### What you are asked to do
Reproduce all the entries precisely.

### Supplied entries
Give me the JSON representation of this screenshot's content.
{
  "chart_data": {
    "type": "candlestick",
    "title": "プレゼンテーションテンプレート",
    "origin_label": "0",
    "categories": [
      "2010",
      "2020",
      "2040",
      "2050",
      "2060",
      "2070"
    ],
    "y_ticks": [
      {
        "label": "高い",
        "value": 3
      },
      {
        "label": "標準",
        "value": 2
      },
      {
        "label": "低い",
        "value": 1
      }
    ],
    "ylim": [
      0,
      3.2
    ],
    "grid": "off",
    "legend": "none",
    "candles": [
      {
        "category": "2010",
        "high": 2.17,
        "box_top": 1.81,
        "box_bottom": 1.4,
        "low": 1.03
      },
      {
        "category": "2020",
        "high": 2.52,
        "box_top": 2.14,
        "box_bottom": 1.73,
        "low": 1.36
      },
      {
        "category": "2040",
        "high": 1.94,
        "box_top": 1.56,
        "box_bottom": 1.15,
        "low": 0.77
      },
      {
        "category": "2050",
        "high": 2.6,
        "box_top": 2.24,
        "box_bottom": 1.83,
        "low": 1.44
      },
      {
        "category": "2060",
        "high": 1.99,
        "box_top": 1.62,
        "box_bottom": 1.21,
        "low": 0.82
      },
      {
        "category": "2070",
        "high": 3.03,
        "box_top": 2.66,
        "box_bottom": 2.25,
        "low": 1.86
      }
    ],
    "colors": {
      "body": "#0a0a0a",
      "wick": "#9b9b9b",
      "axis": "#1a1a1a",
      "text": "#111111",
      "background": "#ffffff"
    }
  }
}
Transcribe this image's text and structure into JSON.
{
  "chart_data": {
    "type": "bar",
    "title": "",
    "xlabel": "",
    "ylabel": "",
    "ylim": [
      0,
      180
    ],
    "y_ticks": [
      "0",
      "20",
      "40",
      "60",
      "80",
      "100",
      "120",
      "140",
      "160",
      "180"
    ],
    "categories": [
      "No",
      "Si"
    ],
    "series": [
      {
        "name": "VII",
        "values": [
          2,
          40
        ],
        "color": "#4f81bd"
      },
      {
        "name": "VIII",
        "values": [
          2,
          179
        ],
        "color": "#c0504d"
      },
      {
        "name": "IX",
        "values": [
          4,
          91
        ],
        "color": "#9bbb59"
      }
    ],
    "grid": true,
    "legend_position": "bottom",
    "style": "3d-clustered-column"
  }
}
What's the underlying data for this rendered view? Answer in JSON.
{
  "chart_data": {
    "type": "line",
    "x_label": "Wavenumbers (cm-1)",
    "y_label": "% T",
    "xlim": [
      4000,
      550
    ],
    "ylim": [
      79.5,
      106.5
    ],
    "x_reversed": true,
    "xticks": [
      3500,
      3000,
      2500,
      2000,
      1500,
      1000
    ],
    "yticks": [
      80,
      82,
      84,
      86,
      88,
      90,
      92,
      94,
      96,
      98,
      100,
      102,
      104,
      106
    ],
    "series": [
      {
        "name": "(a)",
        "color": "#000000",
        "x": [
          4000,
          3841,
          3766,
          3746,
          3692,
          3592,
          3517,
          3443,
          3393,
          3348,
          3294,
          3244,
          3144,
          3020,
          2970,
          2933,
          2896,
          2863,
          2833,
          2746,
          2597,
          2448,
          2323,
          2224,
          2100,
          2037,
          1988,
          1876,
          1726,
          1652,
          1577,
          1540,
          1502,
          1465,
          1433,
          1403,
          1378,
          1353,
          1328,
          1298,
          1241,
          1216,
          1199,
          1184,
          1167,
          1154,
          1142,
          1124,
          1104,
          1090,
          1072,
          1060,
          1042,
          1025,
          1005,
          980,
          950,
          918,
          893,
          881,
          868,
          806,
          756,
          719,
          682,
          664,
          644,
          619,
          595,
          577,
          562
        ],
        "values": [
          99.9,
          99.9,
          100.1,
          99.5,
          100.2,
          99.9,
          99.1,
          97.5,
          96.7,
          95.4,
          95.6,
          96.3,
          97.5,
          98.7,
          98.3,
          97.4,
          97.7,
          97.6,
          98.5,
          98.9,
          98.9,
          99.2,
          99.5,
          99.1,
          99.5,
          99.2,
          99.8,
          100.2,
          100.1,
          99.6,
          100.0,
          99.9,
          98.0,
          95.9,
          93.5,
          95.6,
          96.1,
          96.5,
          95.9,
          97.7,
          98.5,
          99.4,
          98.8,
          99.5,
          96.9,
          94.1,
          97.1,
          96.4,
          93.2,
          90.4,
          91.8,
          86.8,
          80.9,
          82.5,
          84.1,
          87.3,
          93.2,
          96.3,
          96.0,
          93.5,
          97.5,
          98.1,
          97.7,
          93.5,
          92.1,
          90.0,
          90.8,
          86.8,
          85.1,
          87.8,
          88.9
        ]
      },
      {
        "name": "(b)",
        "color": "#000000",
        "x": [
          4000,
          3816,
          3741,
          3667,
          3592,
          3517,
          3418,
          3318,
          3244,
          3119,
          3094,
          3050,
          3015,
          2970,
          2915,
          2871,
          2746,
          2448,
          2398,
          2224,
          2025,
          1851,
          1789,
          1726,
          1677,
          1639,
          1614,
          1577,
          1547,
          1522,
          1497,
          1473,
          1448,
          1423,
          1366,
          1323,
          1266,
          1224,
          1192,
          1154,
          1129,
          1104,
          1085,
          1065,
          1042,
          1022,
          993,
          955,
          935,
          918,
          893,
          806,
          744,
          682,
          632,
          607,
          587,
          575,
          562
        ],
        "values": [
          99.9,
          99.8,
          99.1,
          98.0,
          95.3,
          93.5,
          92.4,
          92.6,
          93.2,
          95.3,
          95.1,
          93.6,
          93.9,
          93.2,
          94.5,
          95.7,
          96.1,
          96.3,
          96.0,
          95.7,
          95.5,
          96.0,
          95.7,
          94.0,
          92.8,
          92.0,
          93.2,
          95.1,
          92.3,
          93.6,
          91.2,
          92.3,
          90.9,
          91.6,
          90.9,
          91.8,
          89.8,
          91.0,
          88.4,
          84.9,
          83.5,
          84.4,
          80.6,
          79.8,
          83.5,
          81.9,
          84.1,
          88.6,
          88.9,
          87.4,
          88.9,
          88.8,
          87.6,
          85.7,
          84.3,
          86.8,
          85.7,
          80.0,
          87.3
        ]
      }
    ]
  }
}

### Exercise answer
Give me the JSON representation of this screenshot's content.
{
  "chart_data": {
    "type": "candlestick",
    "title": "プレゼンテーションテンプレート",
    "origin_label": "0",
    "categories": [
      "2010",
      "2020",
      "2040",
      "2050",
      "2060",
      "2070"
    ],
    "y_ticks": [
      {
        "label": "高い",
        "value": 3
      },
      {
        "label": "標準",
        "value": 2
      },
      {
        "label": "低い",
        "value": 1
      }
    ],
    "ylim": [
      0,
      3.2
    ],
    "grid": "off",
    "legend": "none",
    "candles": [
      {
        "category": "2010",
        "high": 2.17,
        "box_top": 1.81,
        "box_bottom": 1.4,
        "low": 1.03
      },
      {
        "category": "2020",
        "high": 2.52,
        "box_top": 2.14,
        "box_bottom": 1.73,
        "low": 1.36
      },
      {
        "category": "2040",
        "high": 1.94,
        "box_top": 1.56,
        "box_bottom": 1.15,
        "low": 0.77
      },
      {
        "category": "2050",
        "high": 2.6,
        "box_top": 2.24,
        "box_bottom": 1.83,
        "low": 1.44
      },
      {
        "category": "2060",
        "high": 1.99,
        "box_top": 1.62,
        "box_bottom": 1.21,
        "low": 0.82
      },
      {
        "category": "2070",
        "high": 3.03,
        "box_top": 2.66,
        "box_bottom": 2.25,
        "low": 1.86
      }
    ],
    "colors": {
      "body": "#0a0a0a",
      "wick": "#9b9b9b",
      "axis": "#1a1a1a",
      "text": "#111111",
      "background": "#ffffff"
    }
  }
}
Transcribe this image's text and structure into JSON.
{
  "chart_data": {
    "type": "bar",
    "title": "",
    "xlabel": "",
    "ylabel": "",
    "ylim": [
      0,
      180
    ],
    "y_ticks": [
      "0",
      "20",
      "40",
      "60",
      "80",
      "100",
      "120",
      "140",
      "160",
      "180"
    ],
    "categories": [
      "No",
      "Si"
    ],
    "series": [
      {
        "name": "VII",
        "values": [
          2,
          40
        ],
        "color": "#4f81bd"
      },
      {
        "name": "VIII",
        "values": [
          2,
          179
        ],
        "color": "#c0504d"
      },
      {
        "name": "IX",
        "values": [
          4,
          91
        ],
        "color": "#9bbb59"
      }
    ],
    "grid": true,
    "legend_position": "bottom",
    "style": "3d-clustered-column"
  }
}
What's the underlying data for this rendered view? Answer in JSON.
{
  "chart_data": {
    "type": "line",
    "x_label": "Wavenumbers (cm-1)",
    "y_label": "% T",
    "xlim": [
      4000,
      550
    ],
    "ylim": [
      79.5,
      106.5
    ],
    "x_reversed": true,
    "xticks": [
      3500,
      3000,
      2500,
      2000,
      1500,
      1000
    ],
    "yticks": [
      80,
      82,
      84,
      86,
      88,
      90,
      92,
      94,
      96,
      98,
      100,
      102,
      104,
      106
    ],
    "series": [
      {
        "name": "(a)",
        "color": "#000000",
        "x": [
          4000,
          3841,
          3766,
          3746,
          3692,
          3592,
          3517,
          3443,
          3393,
          3348,
          3294,
          3244,
          3144,
          3020,
          2970,
          2933,
          2896,
          2863,
          2833,
          2746,
          2597,
          2448,
          2323,
          2224,
          2100,
          2037,
          1988,
          1876,
          1726,
          1652,
          1577,
          1540,
          1502,
          1465,
          1433,
          1403,
          1378,
          1353,
          1328,
          1298,
          1241,
          1216,
          1199,
          1184,
          1167,
          1154,
          1142,
          1124,
          1104,
          1090,
          1072,
          1060,
          1042,
          1025,
          1005,
          980,
          950,
          918,
          893,
          881,
          868,
          806,
          756,
          719,
          682,
          664,
          644,
          619,
          595,
          577,
          562
        ],
        "values": [
          99.9,
          99.9,
          100.1,
          99.5,
          100.2,
          99.9,
          99.1,
          97.5,
          96.7,
          95.4,
          95.6,
          96.3,
          97.5,
          98.7,
          98.3,
          97.4,
          97.7,
          97.6,
          98.5,
          98.9,
          98.9,
          99.2,
          99.5,
          99.1,
          99.5,
          99.2,
          99.8,
          100.2,
          100.1,
          99.6,
          100.0,
          99.9,
          98.0,
          95.9,
          93.5,
          95.6,
          96.1,
          96.5,
          95.9,
          97.7,
          98.5,
          99.4,
          98.8,
          99.5,
          96.9,
          94.1,
          97.1,
          96.4,
          93.2,
          90.4,
          91.8,
          86.8,
          80.9,
          82.5,
          84.1,
          87.3,
          93.2,
          96.3,
          96.0,
          93.5,
          97.5,
          98.1,
          97.7,
          93.5,
          92.1,
          90.0,
          90.8,
          86.8,
          85.1,
          87.8,
          88.9
        ]
      },
      {
        "name": "(b)",
        "color": "#000000",
        "x": [
          4000,
          3816,
          3741,
          3667,
          3592,
          3517,
          3418,
          3318,
          3244,
          3119,
          3094,
          3050,
          3015,
          2970,
          2915,
          2871,
          2746,
          2448,
          2398,
          2224,
          2025,
          1851,
          1789,
          1726,
          1677,
          1639,
          1614,
          1577,
          1547,
          1522,
          1497,
          1473,
          1448,
          1423,
          1366,
          1323,
          1266,
          1224,
          1192,
          1154,
          1129,
          1104,
          1085,
          1065,
          1042,
          1022,
          993,
          955,
          935,
          918,
          893,
          806,
          744,
          682,
          632,
          607,
          587,
          575,
          562
        ],
        "values": [
          99.9,
          99.8,
          99.1,
          98.0,
          95.3,
          93.5,
          92.4,
          92.6,
          93.2,
          95.3,
          95.1,
          93.6,
          93.9,
          93.2,
          94.5,
          95.7,
          96.1,
          96.3,
          96.0,
          95.7,
          95.5,
          96.0,
          95.7,
          94.0,
          92.8,
          92.0,
          93.2,
          95.1,
          92.3,
          93.6,
          91.2,
          92.3,
          90.9,
          91.6,
          90.9,
          91.8,
          89.8,
          91.0,
          88.4,
          84.9,
          83.5,
          84.4,
          80.6,
          79.8,
          83.5,
          81.9,
          84.1,
          88.6,
          88.9,
          87.4,
          88.9,
          88.8,
          87.6,
          85.7,
          84.3,
          86.8,
          85.7,
          80.0,
          87.3
        ]
      }
    ]
  }
}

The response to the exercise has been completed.